--- The request ---
Your answer should be a single number: the count of lines holding the word "April".

[Excerpt from a dataset]
— BEGIN —
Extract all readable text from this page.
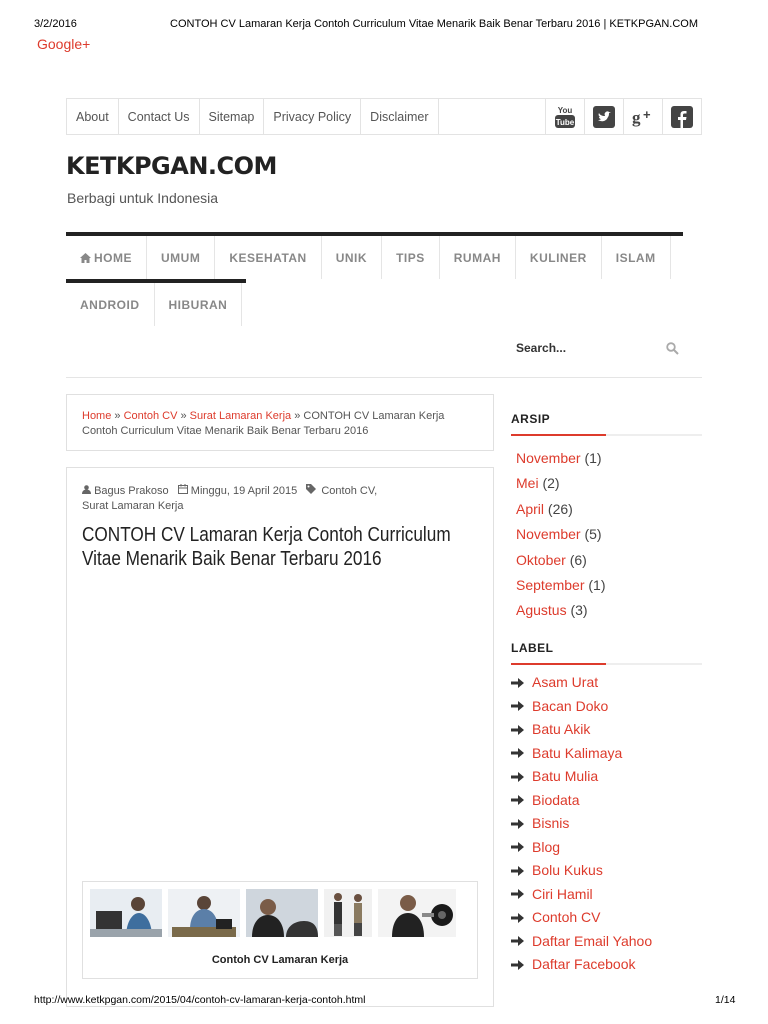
3/2/2016	CONTOH CV Lamaran Kerja Contoh Curriculum Vitae Menarik Baik Benar Terbaru 2016 | KETKPGAN.COM
Google+
About	Contact Us	Sitemap	Privacy Policy	Disclaimer	You
Tube	g +
KETKPGAN.COM
Berbagi untuk Indonesia
HOME	UMUM	KESEHATAN	UNIK	TIPS	RUMAH	KULINER	ISLAM
ANDROID	HIBURAN
Search...
Home » Contoh CV » Surat Lamaran Kerja » CONTOH CV Lamaran Kerja Contoh Curriculum Vitae Menarik Baik Benar Terbaru 2016
Bagus Prakoso Minggu, 19 April 2015 Contoh CV,
Surat Lamaran Kerja
CONTOH CV Lamaran Kerja Contoh Curriculum Vitae Menarik Baik Benar Terbaru 2016
Contoh CV Lamaran Kerja
ARSIP
November (1)
Mei (2)
April (26)
November (5)
Oktober (6)
September (1)
Agustus (3)
LABEL
Asam Urat
Bacan Doko
Batu Akik
Batu Kalimaya
Batu Mulia
Biodata
Bisnis
Blog
Bolu Kukus
Ciri Hamil
Contoh CV
Daftar Email Yahoo
Daftar Facebook
http://www.ketkpgan.com/2015/04/contoh-cv-lamaran-kerja-contoh.html	1/14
— END —
--- Answer to the task ---
2